— START ARTICLE —
Scheduler (kube-scheduler)

  • The scheduler is responsible for assigning work to the various nodes. It keeps watch over the resource capacity and ensures that a worker node’s performance is within an appropriate threshold.
  • It schedules pods to worker nodes.
  • It watches api-server for newly created Pods with no assigned node, and selects a healthy node for them to run on.
  • If there are no suitable nodes, the pods are put in a pending state until such a healthy node appears.
  • It watches API Server for new work tasks.
  • Factors taken into account for scheduling decisions include:
    • Individual and collective resource requirements.
    • Hardware/software/policy constraints.
    • Affinity and anti-affinity specifications.
    • Data locality.
    • Inter-workload interference.
    • Deadlines and taints.
  • Workload-Aware Scheduling (introduced in v1.35, advancing in v1.36) allows the scheduler to treat groups of pods (e.g., AI training jobs) as a single scheduling unit, enabling gang scheduling and coordinated preemption decisions.
  • Dynamic Resource Allocation (DRA) (GA in v1.36) enables the scheduler to match resource claims (e.g., GPUs, FPGAs) with available devices using CEL expressions for flexible filtering.

Controller Manager (kube-controller-manager)

  • Controller manager is responsible for making sure that the shared state of the cluster is operating as expected.
  • It watches the desired state of the objects it manages and watches their current state through the API server.
— END ARTICLE —
— START RECORDED INFORMATION —
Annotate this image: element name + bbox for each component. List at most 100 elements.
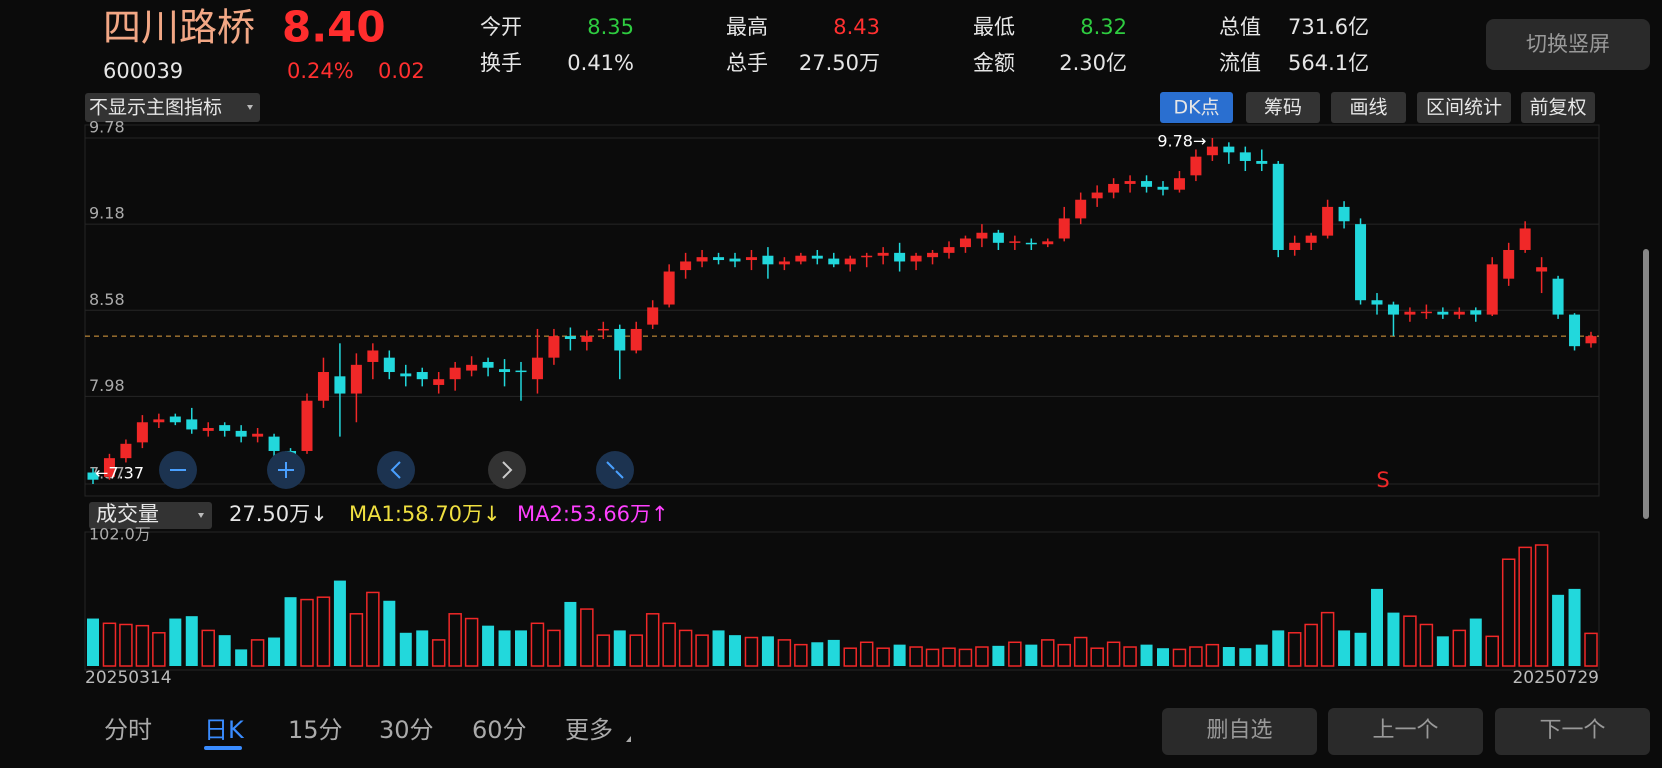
— END RECORDED INFORMATION —
PROBLEM TO WORK ON: Reproduce the text on the scheduler and controller manager word for word, from start to end. None of the data is needed here.

WRITTEN SOLUTION:
Scheduler (kube-scheduler)

  • The scheduler is responsible for assigning work to the various nodes. It keeps watch over the resource capacity and ensures that a worker node’s performance is within an appropriate threshold.
  • It schedules pods to worker nodes.
  • It watches api-server for newly created Pods with no assigned node, and selects a healthy node for them to run on.
  • If there are no suitable nodes, the pods are put in a pending state until such a healthy node appears.
  • It watches API Server for new work tasks.
  • Factors taken into account for scheduling decisions include:
    • Individual and collective resource requirements.
    • Hardware/software/policy constraints.
    • Affinity and anti-affinity specifications.
    • Data locality.
    • Inter-workload interference.
    • Deadlines and taints.
  • Workload-Aware Scheduling (introduced in v1.35, advancing in v1.36) allows the scheduler to treat groups of pods (e.g., AI training jobs) as a single scheduling unit, enabling gang scheduling and coordinated preemption decisions.
  • Dynamic Resource Allocation (DRA) (GA in v1.36) enables the scheduler to match resource claims (e.g., GPUs, FPGAs) with available devices using CEL expressions for flexible filtering.

Controller Manager (kube-controller-manager)

  • Controller manager is responsible for making sure that the shared state of the cluster is operating as expected.
  • It watches the desired state of the objects it manages and watches their current state through the API server.